# Record list
______
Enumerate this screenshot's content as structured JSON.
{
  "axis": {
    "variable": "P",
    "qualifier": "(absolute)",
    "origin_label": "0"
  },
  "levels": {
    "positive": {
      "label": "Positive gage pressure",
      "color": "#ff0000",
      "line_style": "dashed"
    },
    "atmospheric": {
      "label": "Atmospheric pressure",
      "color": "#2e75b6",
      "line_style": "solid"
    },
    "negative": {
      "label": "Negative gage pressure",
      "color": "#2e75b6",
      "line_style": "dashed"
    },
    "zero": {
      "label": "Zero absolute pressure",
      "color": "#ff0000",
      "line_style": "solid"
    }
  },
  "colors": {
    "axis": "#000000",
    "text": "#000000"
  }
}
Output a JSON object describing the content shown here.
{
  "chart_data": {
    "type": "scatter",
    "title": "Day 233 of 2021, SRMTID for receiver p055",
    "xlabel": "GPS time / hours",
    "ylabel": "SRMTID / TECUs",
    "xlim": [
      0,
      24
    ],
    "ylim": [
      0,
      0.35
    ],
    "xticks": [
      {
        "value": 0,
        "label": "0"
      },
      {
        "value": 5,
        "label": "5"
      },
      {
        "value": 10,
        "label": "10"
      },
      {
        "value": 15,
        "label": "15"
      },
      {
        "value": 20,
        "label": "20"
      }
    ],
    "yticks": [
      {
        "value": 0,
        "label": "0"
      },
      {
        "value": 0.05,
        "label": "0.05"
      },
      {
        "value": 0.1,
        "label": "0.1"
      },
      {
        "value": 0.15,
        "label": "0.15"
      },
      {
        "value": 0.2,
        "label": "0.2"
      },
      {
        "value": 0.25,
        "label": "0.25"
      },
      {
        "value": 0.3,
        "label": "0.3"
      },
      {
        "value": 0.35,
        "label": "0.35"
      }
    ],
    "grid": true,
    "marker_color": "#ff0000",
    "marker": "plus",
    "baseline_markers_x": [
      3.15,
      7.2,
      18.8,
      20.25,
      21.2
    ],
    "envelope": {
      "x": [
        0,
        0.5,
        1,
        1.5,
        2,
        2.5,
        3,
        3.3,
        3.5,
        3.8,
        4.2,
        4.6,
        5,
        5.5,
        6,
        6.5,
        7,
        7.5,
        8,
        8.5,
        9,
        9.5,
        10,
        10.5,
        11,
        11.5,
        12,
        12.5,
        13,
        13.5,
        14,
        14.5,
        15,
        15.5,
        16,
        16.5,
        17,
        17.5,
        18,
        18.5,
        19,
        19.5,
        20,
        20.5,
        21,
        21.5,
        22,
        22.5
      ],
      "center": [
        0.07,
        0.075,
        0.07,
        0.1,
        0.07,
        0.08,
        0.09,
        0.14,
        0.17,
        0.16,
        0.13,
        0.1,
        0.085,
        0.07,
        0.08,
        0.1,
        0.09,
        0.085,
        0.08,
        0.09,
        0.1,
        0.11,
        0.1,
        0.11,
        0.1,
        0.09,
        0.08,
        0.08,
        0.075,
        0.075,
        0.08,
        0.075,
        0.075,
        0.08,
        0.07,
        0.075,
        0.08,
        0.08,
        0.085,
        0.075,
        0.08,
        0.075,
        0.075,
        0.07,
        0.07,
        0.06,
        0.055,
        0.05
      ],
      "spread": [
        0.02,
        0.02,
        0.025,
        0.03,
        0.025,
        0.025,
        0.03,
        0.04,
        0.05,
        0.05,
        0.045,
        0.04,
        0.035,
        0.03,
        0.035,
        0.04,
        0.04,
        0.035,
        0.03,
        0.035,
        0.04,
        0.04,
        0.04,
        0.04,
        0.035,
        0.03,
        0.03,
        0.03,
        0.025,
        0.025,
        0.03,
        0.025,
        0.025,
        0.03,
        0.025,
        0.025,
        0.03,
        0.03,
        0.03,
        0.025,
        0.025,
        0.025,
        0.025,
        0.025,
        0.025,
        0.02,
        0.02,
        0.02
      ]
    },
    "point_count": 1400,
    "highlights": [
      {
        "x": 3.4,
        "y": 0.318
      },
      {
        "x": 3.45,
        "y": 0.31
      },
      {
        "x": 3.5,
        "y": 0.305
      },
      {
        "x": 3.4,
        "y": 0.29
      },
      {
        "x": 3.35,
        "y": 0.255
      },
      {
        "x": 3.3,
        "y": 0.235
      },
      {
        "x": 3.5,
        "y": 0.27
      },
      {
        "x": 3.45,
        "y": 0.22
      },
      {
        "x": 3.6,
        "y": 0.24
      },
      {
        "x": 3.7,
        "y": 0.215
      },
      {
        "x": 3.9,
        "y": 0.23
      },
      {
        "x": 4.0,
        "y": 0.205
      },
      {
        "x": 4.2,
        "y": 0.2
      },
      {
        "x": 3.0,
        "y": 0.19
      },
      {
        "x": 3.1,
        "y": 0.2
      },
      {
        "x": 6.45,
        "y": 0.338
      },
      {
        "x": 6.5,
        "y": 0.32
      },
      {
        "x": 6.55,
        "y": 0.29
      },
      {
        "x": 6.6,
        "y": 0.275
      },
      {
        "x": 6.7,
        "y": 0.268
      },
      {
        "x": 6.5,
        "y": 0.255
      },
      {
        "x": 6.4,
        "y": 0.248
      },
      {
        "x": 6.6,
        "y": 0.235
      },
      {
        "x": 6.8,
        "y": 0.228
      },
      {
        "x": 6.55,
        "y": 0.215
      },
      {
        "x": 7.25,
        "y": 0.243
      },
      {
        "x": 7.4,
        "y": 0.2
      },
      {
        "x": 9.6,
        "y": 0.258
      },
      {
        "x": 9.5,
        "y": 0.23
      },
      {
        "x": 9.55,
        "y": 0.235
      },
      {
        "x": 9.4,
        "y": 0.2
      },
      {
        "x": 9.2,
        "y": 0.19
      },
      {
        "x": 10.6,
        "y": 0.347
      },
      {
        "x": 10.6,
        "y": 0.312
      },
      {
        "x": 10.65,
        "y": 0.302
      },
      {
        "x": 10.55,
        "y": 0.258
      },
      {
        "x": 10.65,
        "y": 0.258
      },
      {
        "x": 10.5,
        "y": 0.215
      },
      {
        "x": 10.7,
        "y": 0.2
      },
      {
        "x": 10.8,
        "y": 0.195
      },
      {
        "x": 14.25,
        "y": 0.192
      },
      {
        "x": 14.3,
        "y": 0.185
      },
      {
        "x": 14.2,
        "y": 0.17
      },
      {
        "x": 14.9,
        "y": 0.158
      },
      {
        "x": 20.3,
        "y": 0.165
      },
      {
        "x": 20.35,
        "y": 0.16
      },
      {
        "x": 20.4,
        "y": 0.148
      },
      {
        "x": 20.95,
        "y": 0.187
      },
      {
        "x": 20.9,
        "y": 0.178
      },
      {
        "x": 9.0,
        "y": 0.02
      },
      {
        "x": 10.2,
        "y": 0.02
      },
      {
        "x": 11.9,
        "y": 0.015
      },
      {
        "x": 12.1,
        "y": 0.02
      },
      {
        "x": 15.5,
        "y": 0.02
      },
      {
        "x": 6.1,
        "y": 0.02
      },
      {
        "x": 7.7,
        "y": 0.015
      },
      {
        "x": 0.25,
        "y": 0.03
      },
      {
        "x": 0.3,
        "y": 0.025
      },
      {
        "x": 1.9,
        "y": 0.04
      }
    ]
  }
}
______
Work out how many lines above have the string "gage" in them, and give only the number.

2